> **The task**: Gather all lines in the entries below that include the word "南方地区".

> **Recorded information**:
---

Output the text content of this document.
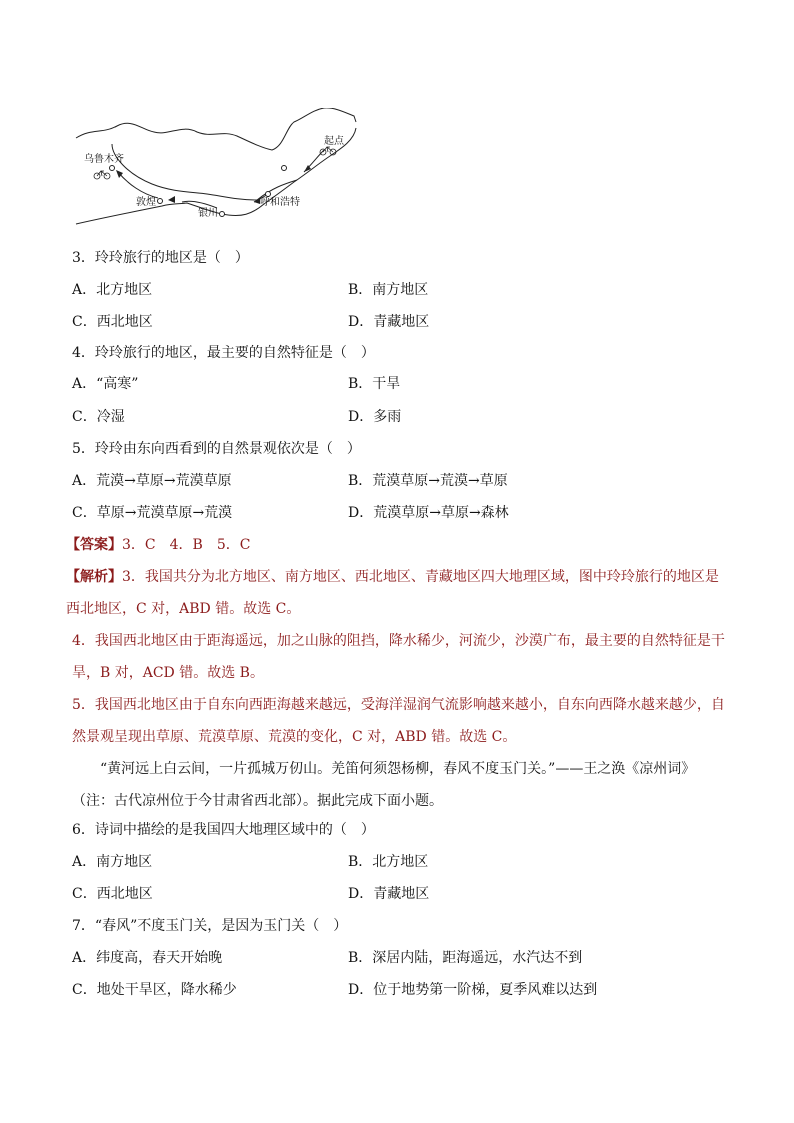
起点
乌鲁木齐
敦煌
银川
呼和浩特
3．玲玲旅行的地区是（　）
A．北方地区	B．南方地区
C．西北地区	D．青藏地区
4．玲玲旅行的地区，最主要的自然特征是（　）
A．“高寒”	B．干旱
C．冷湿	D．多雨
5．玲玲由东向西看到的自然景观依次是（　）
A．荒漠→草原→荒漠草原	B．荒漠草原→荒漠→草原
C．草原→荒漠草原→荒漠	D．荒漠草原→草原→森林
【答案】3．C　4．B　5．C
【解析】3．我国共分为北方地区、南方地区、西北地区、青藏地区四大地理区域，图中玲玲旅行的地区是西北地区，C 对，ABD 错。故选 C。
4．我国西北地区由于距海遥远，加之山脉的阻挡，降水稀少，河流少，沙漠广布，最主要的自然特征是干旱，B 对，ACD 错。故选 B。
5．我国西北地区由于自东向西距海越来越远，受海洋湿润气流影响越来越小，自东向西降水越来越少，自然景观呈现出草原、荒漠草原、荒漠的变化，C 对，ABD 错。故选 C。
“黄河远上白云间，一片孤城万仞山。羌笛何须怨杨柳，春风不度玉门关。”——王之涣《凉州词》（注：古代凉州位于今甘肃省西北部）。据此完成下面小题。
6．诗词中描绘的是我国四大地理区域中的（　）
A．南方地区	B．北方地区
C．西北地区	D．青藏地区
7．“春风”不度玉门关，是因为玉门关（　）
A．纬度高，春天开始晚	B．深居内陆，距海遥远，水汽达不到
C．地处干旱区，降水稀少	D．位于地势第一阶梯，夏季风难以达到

---

> **Task result**:
A．北方地区	B．南方地区
【解析】3．我国共分为北方地区、南方地区、西北地区、青藏地区四大地理区域，图中玲玲旅行的地区是西北地区，C 对，ABD 错。故选 C。
A．南方地区	B．北方地区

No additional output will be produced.